-- START --

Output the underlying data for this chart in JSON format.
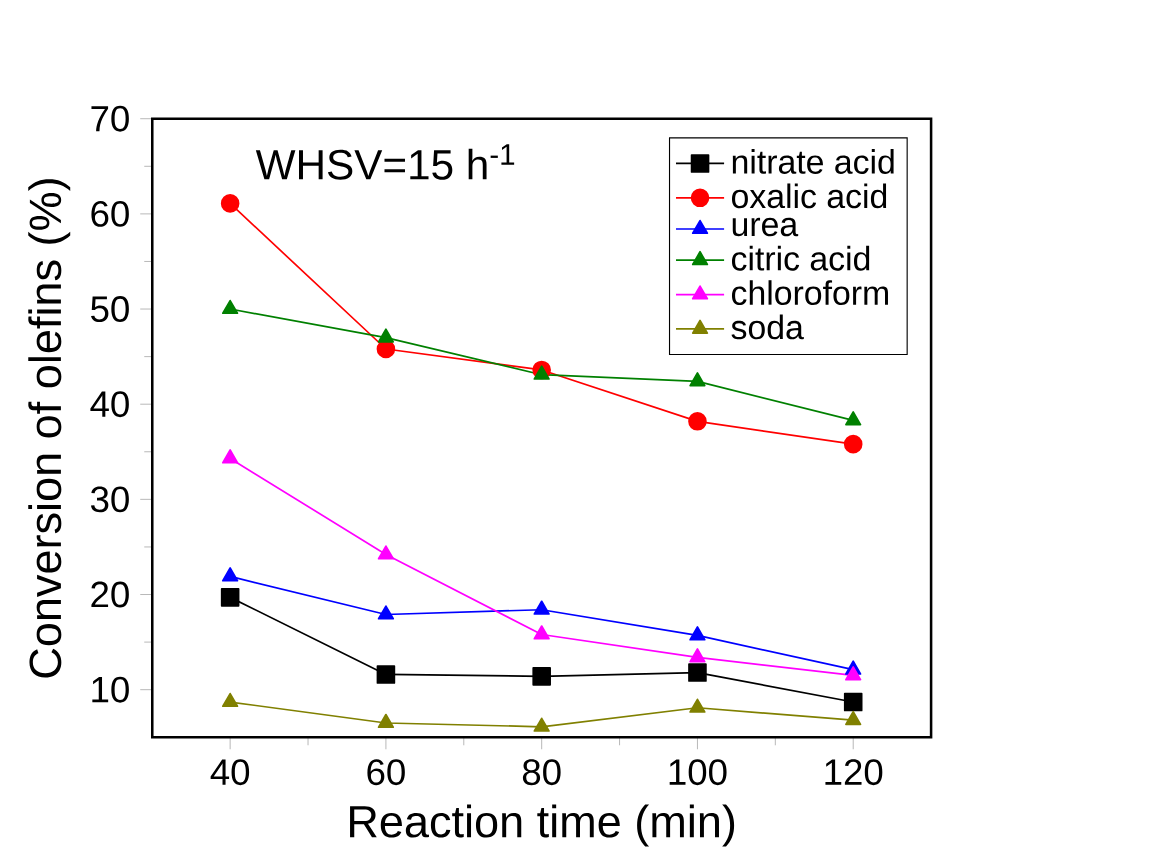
{
  "chart_data": {
    "type": "line",
    "xlabel": "Reaction time (min)",
    "ylabel": "Conversion of olefins (%)",
    "x": [
      40,
      60,
      80,
      100,
      120
    ],
    "xlim": [
      30,
      130
    ],
    "xticks": [
      40,
      60,
      80,
      100,
      120
    ],
    "ylim": [
      5,
      70
    ],
    "yticks": [
      10,
      20,
      30,
      40,
      50,
      60,
      70
    ],
    "legend": "top right",
    "annotations": [
      "WHSV=15 h$^{-1}$"
    ],
    "series": [
      {
        "name": "nitrate acid",
        "color": "#000000",
        "marker": "square",
        "values": [
          19.7,
          11.6,
          11.4,
          11.8,
          8.7
        ]
      },
      {
        "name": "oxalic acid",
        "color": "#ff0000",
        "marker": "circle",
        "values": [
          61.1,
          45.8,
          43.6,
          38.2,
          35.8
        ]
      },
      {
        "name": "urea",
        "color": "#0000ff",
        "marker": "triangle",
        "values": [
          21.9,
          17.9,
          18.4,
          15.7,
          12.1
        ]
      },
      {
        "name": "citric acid",
        "color": "#008000",
        "marker": "triangle",
        "values": [
          50.0,
          47.0,
          43.1,
          42.4,
          38.3
        ]
      },
      {
        "name": "chloroform",
        "color": "#ff00ff",
        "marker": "triangle",
        "values": [
          34.3,
          24.2,
          15.8,
          13.4,
          11.5
        ]
      },
      {
        "name": "soda",
        "color": "#808000",
        "marker": "triangle",
        "values": [
          8.7,
          6.5,
          6.1,
          8.1,
          6.8
        ]
      }
    ]
  }
}
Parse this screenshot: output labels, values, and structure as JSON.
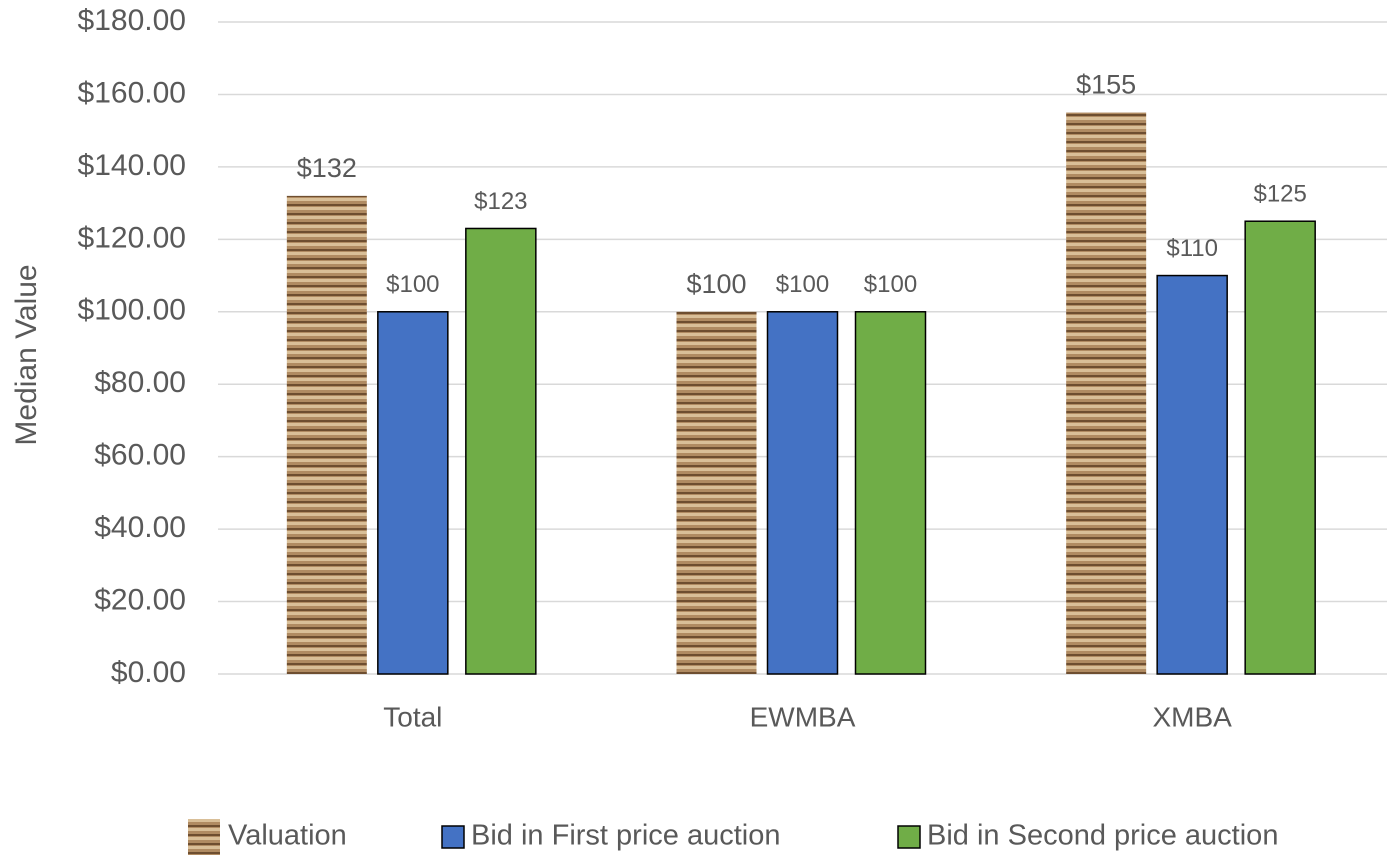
{
  "chart_data": {
    "type": "bar",
    "y_axis_label": "Median Value",
    "categories": [
      "Total",
      "EWMBA",
      "XMBA"
    ],
    "series": [
      {
        "name": "Valuation",
        "color": "#a67c52",
        "values": [
          132,
          100,
          155
        ],
        "value_labels": [
          "$132",
          "$100",
          "$155"
        ]
      },
      {
        "name": "Bid in First price auction",
        "color": "#4472c4",
        "values": [
          100,
          100,
          110
        ],
        "value_labels": [
          "$100",
          "$100",
          "$110"
        ]
      },
      {
        "name": "Bid in Second price auction",
        "color": "#70ad47",
        "values": [
          123,
          100,
          125
        ],
        "value_labels": [
          "$123",
          "$100",
          "$125"
        ]
      }
    ],
    "ylim": [
      0,
      180
    ],
    "yticks": [
      {
        "value": 0,
        "label": "$0.00"
      },
      {
        "value": 20,
        "label": "$20.00"
      },
      {
        "value": 40,
        "label": "$40.00"
      },
      {
        "value": 60,
        "label": "$60.00"
      },
      {
        "value": 80,
        "label": "$80.00"
      },
      {
        "value": 100,
        "label": "$100.00"
      },
      {
        "value": 120,
        "label": "$120.00"
      },
      {
        "value": 140,
        "label": "$140.00"
      },
      {
        "value": 160,
        "label": "$160.00"
      },
      {
        "value": 180,
        "label": "$180.00"
      }
    ],
    "grid": true,
    "legend": "bottom"
  }
}
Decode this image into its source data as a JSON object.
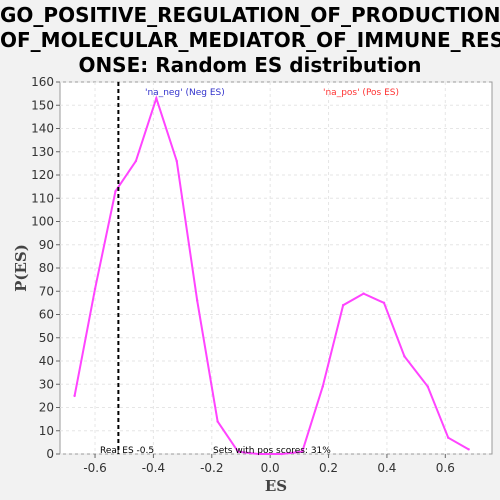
{
  "title_lines": [
    "GO_POSITIVE_REGULATION_OF_PRODUCTION_",
    "OF_MOLECULAR_MEDIATOR_OF_IMMUNE_RESP",
    "ONSE: Random ES distribution"
  ],
  "colors": {
    "line": "#ff44ff",
    "neg_label": "#3333cc",
    "pos_label": "#ff3333",
    "plot_bg": "#ffffff",
    "grid": "#e6e6e6",
    "real_es_line": "#000000"
  },
  "chart_data": {
    "type": "line",
    "title": "GO_POSITIVE_REGULATION_OF_PRODUCTION_OF_MOLECULAR_MEDIATOR_OF_IMMUNE_RESPONSE: Random ES distribution",
    "xlabel": "ES",
    "ylabel": "P(ES)",
    "xlim": [
      -0.72,
      0.76
    ],
    "ylim": [
      0,
      160
    ],
    "xticks": [
      -0.6,
      -0.4,
      -0.2,
      0.0,
      0.2,
      0.4,
      0.6
    ],
    "xtick_labels": [
      "-0.6",
      "-0.4",
      "-0.2",
      "0.0",
      "0.2",
      "0.4",
      "0.6"
    ],
    "yticks": [
      0,
      10,
      20,
      30,
      40,
      50,
      60,
      70,
      80,
      90,
      100,
      110,
      120,
      130,
      140,
      150,
      160
    ],
    "grid": true,
    "series": [
      {
        "x": [
          -0.67,
          -0.6,
          -0.53,
          -0.46,
          -0.39,
          -0.32,
          -0.25,
          -0.18,
          -0.11,
          -0.04,
          0.04,
          0.11,
          0.18,
          0.25,
          0.32,
          0.39,
          0.46,
          0.54,
          0.61,
          0.68
        ],
        "values": [
          25,
          71,
          113,
          126,
          153,
          126,
          66,
          14,
          1,
          0,
          0,
          1,
          29,
          64,
          69,
          65,
          42,
          29,
          7,
          2
        ]
      }
    ],
    "annotations": {
      "neg_label": "'na_neg' (Neg ES)",
      "pos_label": "'na_pos' (Pos ES)",
      "real_es_x": -0.52,
      "real_es_label": "Real ES -0.5",
      "pos_scores_label": "Sets with pos scores: 31%"
    }
  }
}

-- END --

● **INSTRUCTION**: Using the listing above, show every line that includes the string "this".

● **FULL ANSWER**:
Output the underlying data for this chart in JSON format.
Parse this screenshot: output labels, values, and structure as JSON.
Decode this image into its source data as a JSON object.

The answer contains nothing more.